*Task description*
Within the material below, find each line bearing the word "xlabel" and present it.

*Source material*

____________________

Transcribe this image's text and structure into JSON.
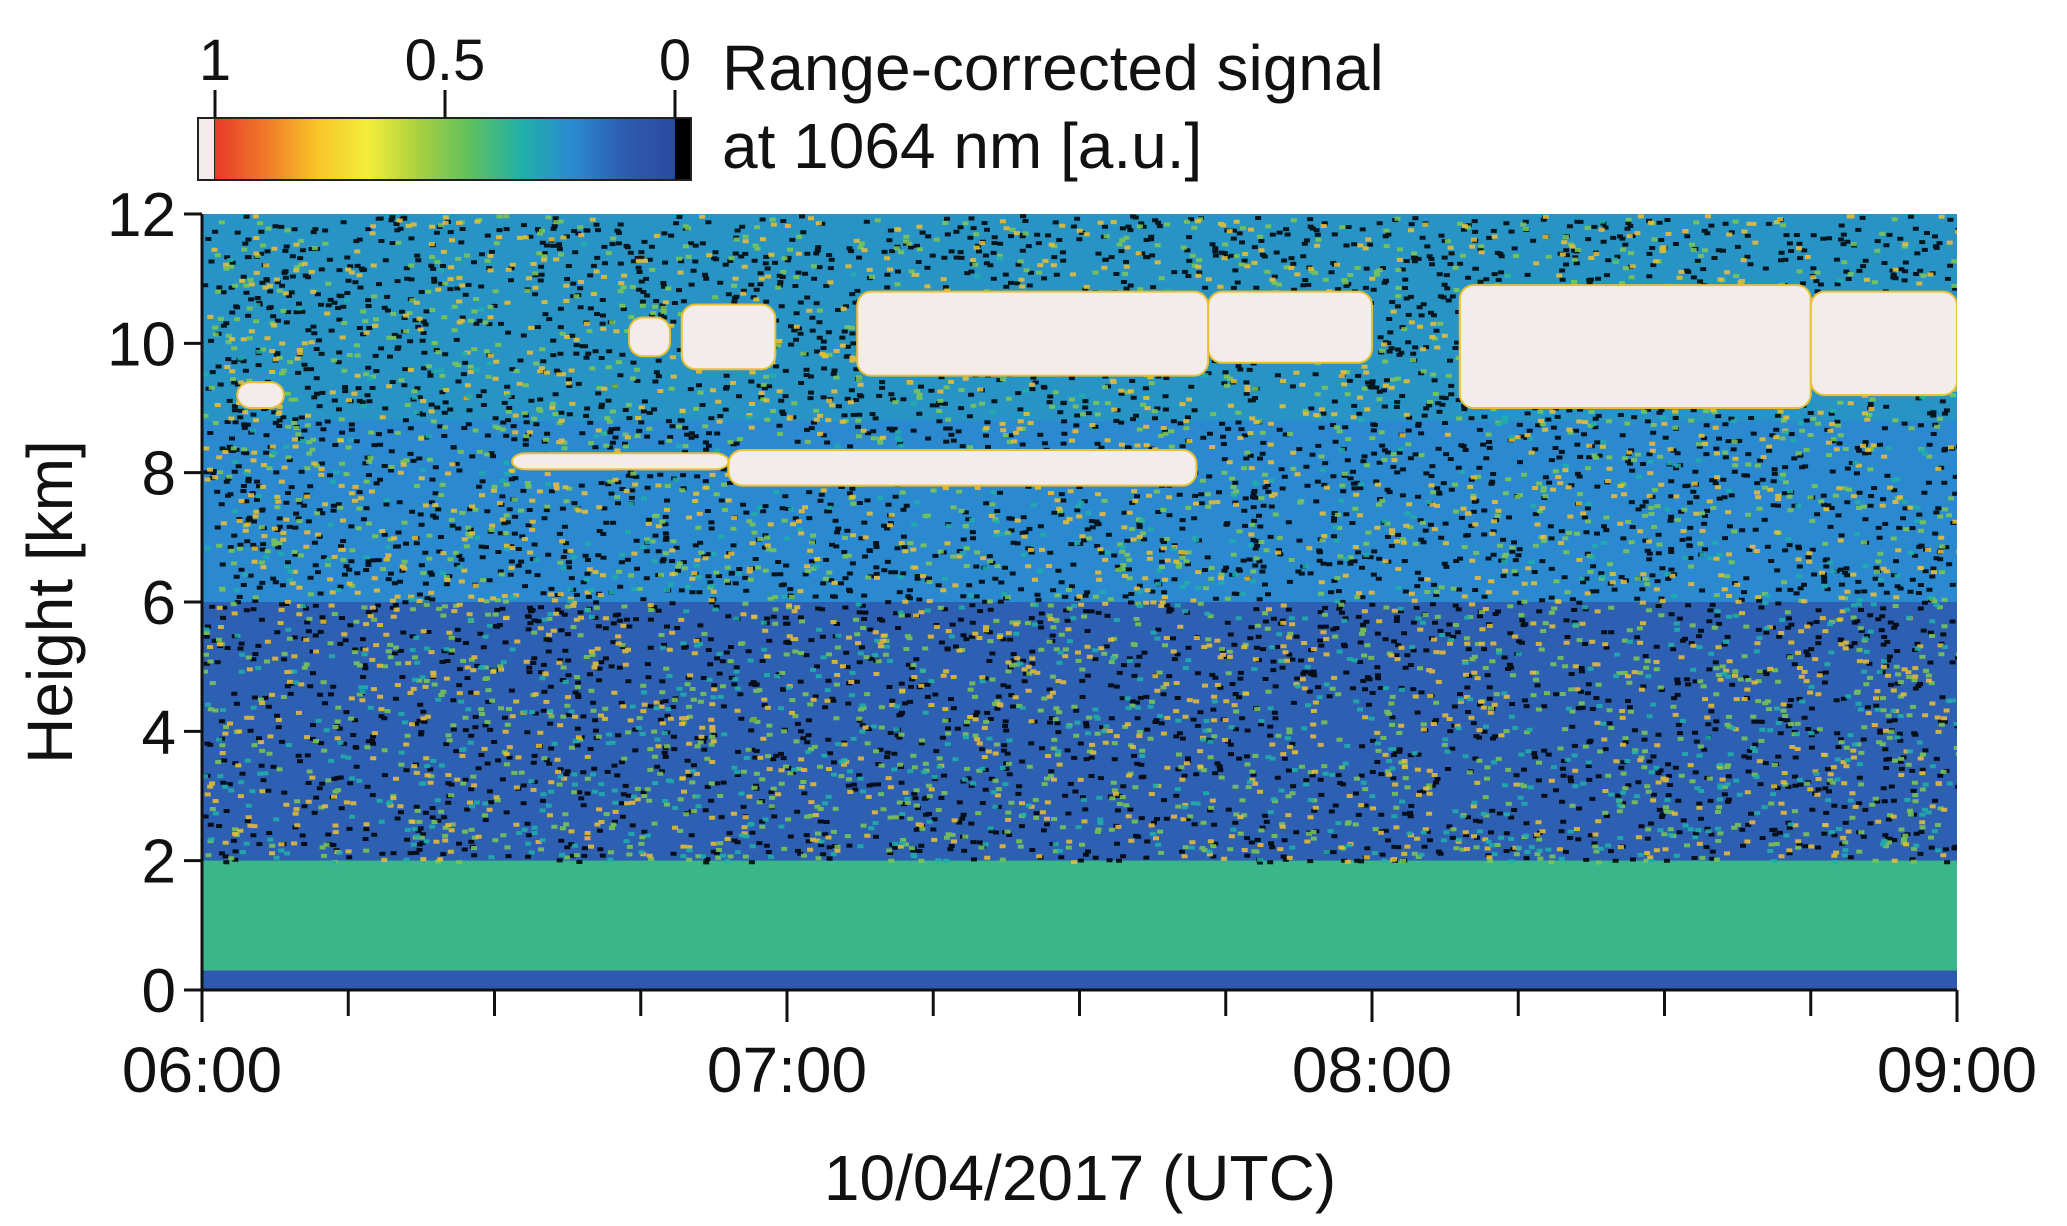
{
  "chart_data": {
    "type": "heatmap",
    "title": "",
    "xlabel": "10/04/2017 (UTC)",
    "ylabel": "Height [km]",
    "x_tick_labels": [
      "06:00",
      "07:00",
      "08:00",
      "09:00"
    ],
    "x_range_hours": [
      6,
      9
    ],
    "x_major_ticks_hours": [
      6,
      7,
      8,
      9
    ],
    "x_minor_tick_step_hours": 0.25,
    "y_tick_labels": [
      "0",
      "2",
      "4",
      "6",
      "8",
      "10",
      "12"
    ],
    "y_range_km": [
      0,
      12
    ],
    "y_ticks_km": [
      0,
      2,
      4,
      6,
      8,
      10,
      12
    ],
    "colorbar": {
      "label_line1": "Range-corrected signal",
      "label_line2": "at 1064 nm [a.u.]",
      "tick_labels": [
        "1",
        "0.5",
        "0"
      ],
      "tick_values": [
        1,
        0.5,
        0
      ],
      "range": [
        1,
        0
      ],
      "saturation_color": "#f4ecea",
      "min_color": "#000000",
      "colors": [
        "#e83a2a",
        "#f07a28",
        "#f8c428",
        "#f2ee3a",
        "#a8d040",
        "#5ec060",
        "#20b0a8",
        "#2a8ad0",
        "#2e5cb0",
        "#2a4aa0"
      ]
    },
    "layers": [
      {
        "description_key": "surface",
        "height_km": [
          0,
          0.3
        ],
        "signal": 0.1
      },
      {
        "description_key": "boundary-layer",
        "height_km": [
          0.3,
          2.0
        ],
        "signal": 0.38
      },
      {
        "description_key": "free-troposphere",
        "height_km": [
          2.0,
          6.0
        ],
        "signal": 0.12
      },
      {
        "description_key": "mid-layer",
        "height_km": [
          6.0,
          8.8
        ],
        "signal": 0.22
      },
      {
        "description_key": "upper-noise",
        "height_km": [
          8.8,
          12.0
        ],
        "signal": 0.25
      }
    ],
    "clouds": [
      {
        "x_hours": [
          6.06,
          6.14
        ],
        "height_km": [
          9.0,
          9.4
        ]
      },
      {
        "x_hours": [
          6.53,
          6.9
        ],
        "height_km": [
          8.05,
          8.3
        ]
      },
      {
        "x_hours": [
          6.9,
          7.7
        ],
        "height_km": [
          7.8,
          8.35
        ]
      },
      {
        "x_hours": [
          6.73,
          6.8
        ],
        "height_km": [
          9.8,
          10.4
        ]
      },
      {
        "x_hours": [
          6.82,
          6.98
        ],
        "height_km": [
          9.6,
          10.6
        ]
      },
      {
        "x_hours": [
          7.12,
          7.72
        ],
        "height_km": [
          9.5,
          10.8
        ]
      },
      {
        "x_hours": [
          7.72,
          8.0
        ],
        "height_km": [
          9.7,
          10.8
        ]
      },
      {
        "x_hours": [
          8.15,
          8.75
        ],
        "height_km": [
          9.0,
          10.9
        ]
      },
      {
        "x_hours": [
          8.75,
          9.0
        ],
        "height_km": [
          9.2,
          10.8
        ]
      }
    ]
  }
}
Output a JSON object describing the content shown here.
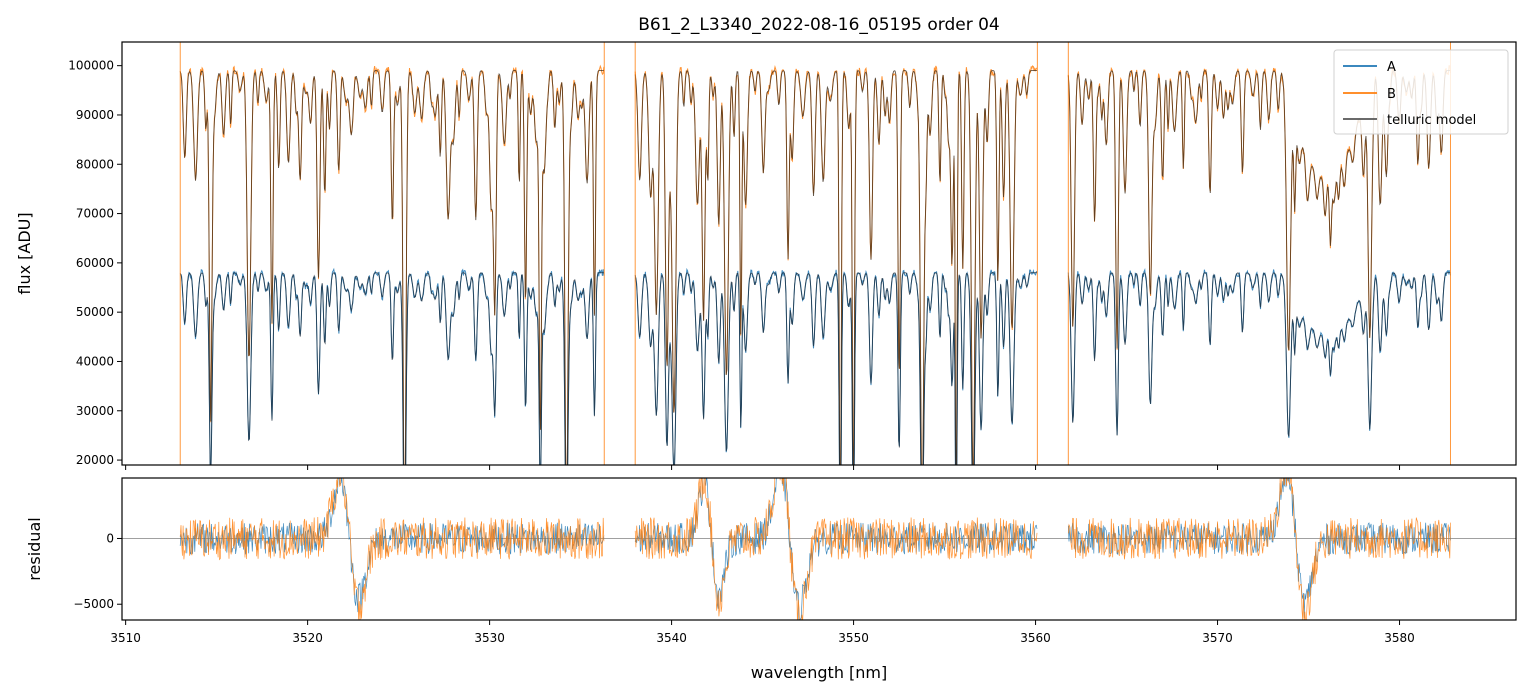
{
  "chart_data": [
    {
      "type": "line",
      "title": "B61_2_L3340_2022-08-16_05195  order 04",
      "xlabel": "",
      "ylabel": "flux [ADU]",
      "xlim": [
        3509.8,
        3586.4
      ],
      "ylim": [
        19000,
        104800
      ],
      "xticks": [
        3510,
        3520,
        3530,
        3540,
        3550,
        3560,
        3570,
        3580
      ],
      "yticks": [
        20000,
        30000,
        40000,
        50000,
        60000,
        70000,
        80000,
        90000,
        100000
      ],
      "xtick_labels_visible": false,
      "legend_position": "top-right",
      "segments": [
        [
          3513.0,
          3536.3
        ],
        [
          3538.0,
          3560.1
        ],
        [
          3561.8,
          3582.8
        ]
      ],
      "series": [
        {
          "name": "A",
          "color": "#1f77b4",
          "continuum": 58000
        },
        {
          "name": "B",
          "color": "#ff7f0e",
          "continuum": 99000
        },
        {
          "name": "telluric model",
          "color": "#555555"
        }
      ]
    },
    {
      "type": "line",
      "xlabel": "wavelength [nm]",
      "ylabel": "residual",
      "xlim": [
        3509.8,
        3586.4
      ],
      "ylim": [
        -6200,
        4600
      ],
      "xticks": [
        3510,
        3520,
        3530,
        3540,
        3550,
        3560,
        3570,
        3580
      ],
      "yticks": [
        -5000,
        0
      ],
      "ytick_labels": [
        "−5000",
        "0"
      ],
      "zero_line": true,
      "residual_features": [
        {
          "x": 3522.3,
          "amp": 5200,
          "width": 0.5
        },
        {
          "x": 3542.2,
          "amp": 4800,
          "width": 0.4
        },
        {
          "x": 3546.5,
          "amp": 6000,
          "width": 0.5
        },
        {
          "x": 3574.3,
          "amp": 5600,
          "width": 0.5
        }
      ]
    }
  ]
}
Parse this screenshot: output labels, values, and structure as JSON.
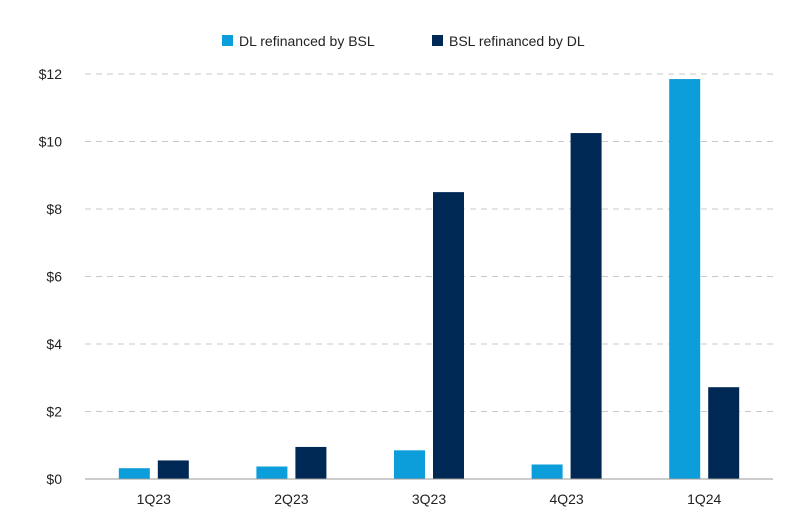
{
  "chart_data": {
    "type": "bar",
    "title": "",
    "xlabel": "",
    "ylabel": "",
    "categories": [
      "1Q23",
      "2Q23",
      "3Q23",
      "4Q23",
      "1Q24"
    ],
    "series": [
      {
        "name": "DL refinanced by BSL",
        "color": "#0c9ddb",
        "values": [
          0.32,
          0.37,
          0.85,
          0.43,
          11.85
        ]
      },
      {
        "name": "BSL refinanced by DL",
        "color": "#002855",
        "values": [
          0.55,
          0.95,
          8.5,
          10.25,
          2.72
        ]
      }
    ],
    "ylim": [
      0,
      12
    ],
    "yticks": [
      0,
      2,
      4,
      6,
      8,
      10,
      12
    ],
    "ytick_labels": [
      "$0",
      "$2",
      "$4",
      "$6",
      "$8",
      "$10",
      "$12"
    ],
    "grid": "horizontal dashed",
    "legend_position": "top-center"
  }
}
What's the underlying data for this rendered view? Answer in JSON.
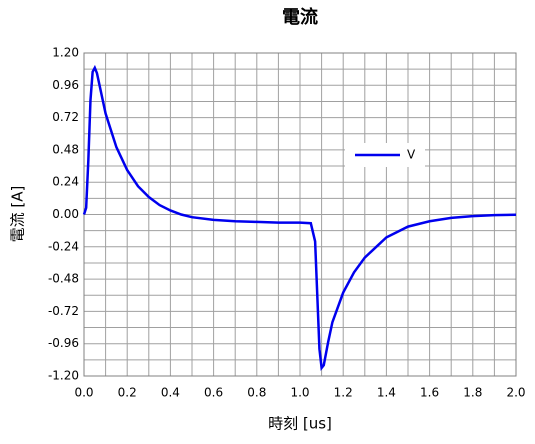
{
  "chart_data": {
    "type": "line",
    "title": "電流",
    "x_label": "時刻 [us]",
    "y_label": "電流 [A]",
    "x": [
      0,
      0.01,
      0.02,
      0.03,
      0.04,
      0.05,
      0.06,
      0.08,
      0.1,
      0.15,
      0.2,
      0.25,
      0.3,
      0.35,
      0.4,
      0.45,
      0.5,
      0.6,
      0.7,
      0.8,
      0.9,
      1.0,
      1.05,
      1.07,
      1.08,
      1.09,
      1.1,
      1.11,
      1.13,
      1.15,
      1.2,
      1.25,
      1.3,
      1.4,
      1.5,
      1.6,
      1.7,
      1.8,
      1.9,
      2.0
    ],
    "series": [
      {
        "name": "V",
        "color": "#0000ee",
        "values": [
          0,
          0.05,
          0.4,
          0.85,
          1.06,
          1.09,
          1.05,
          0.9,
          0.75,
          0.5,
          0.33,
          0.21,
          0.13,
          0.07,
          0.03,
          0.0,
          -0.02,
          -0.04,
          -0.05,
          -0.055,
          -0.06,
          -0.06,
          -0.065,
          -0.2,
          -0.6,
          -1.0,
          -1.14,
          -1.12,
          -0.95,
          -0.8,
          -0.58,
          -0.43,
          -0.32,
          -0.17,
          -0.09,
          -0.05,
          -0.025,
          -0.012,
          -0.005,
          -0.002
        ]
      }
    ],
    "xlim": [
      0,
      2
    ],
    "ylim": [
      -1.2,
      1.2
    ],
    "xticks": [
      {
        "value": 0,
        "label": "0.0"
      },
      {
        "value": 0.2,
        "label": "0.2"
      },
      {
        "value": 0.4,
        "label": "0.4"
      },
      {
        "value": 0.6,
        "label": "0.6"
      },
      {
        "value": 0.8,
        "label": "0.8"
      },
      {
        "value": 1.0,
        "label": "1.0"
      },
      {
        "value": 1.2,
        "label": "1.2"
      },
      {
        "value": 1.4,
        "label": "1.4"
      },
      {
        "value": 1.6,
        "label": "1.6"
      },
      {
        "value": 1.8,
        "label": "1.8"
      },
      {
        "value": 2.0,
        "label": "2.0"
      }
    ],
    "yticks": [
      {
        "value": 1.2,
        "label": "1.20"
      },
      {
        "value": 0.96,
        "label": "0.96"
      },
      {
        "value": 0.72,
        "label": "0.72"
      },
      {
        "value": 0.48,
        "label": "0.48"
      },
      {
        "value": 0.24,
        "label": "0.24"
      },
      {
        "value": 0,
        "label": "0.00"
      },
      {
        "value": -0.24,
        "label": "-0.24"
      },
      {
        "value": -0.48,
        "label": "-0.48"
      },
      {
        "value": -0.72,
        "label": "-0.72"
      },
      {
        "value": -0.96,
        "label": "-0.96"
      },
      {
        "value": -1.2,
        "label": "-1.20"
      }
    ],
    "x_minor_grid": [
      0.1,
      0.3,
      0.5,
      0.7,
      0.9,
      1.1,
      1.3,
      1.5,
      1.7,
      1.9
    ],
    "y_minor_grid": [
      1.08,
      0.84,
      0.6,
      0.36,
      0.12,
      -0.12,
      -0.36,
      -0.6,
      -0.84,
      -1.08
    ],
    "grid": true,
    "legend": "inside-right"
  }
}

____________________

*Written solution*
    "xlabel": "10/04/2017 (UTC)",
      "xlabel": "",
      "xlabel": "wavelength [nm]",
    "xlabel": "",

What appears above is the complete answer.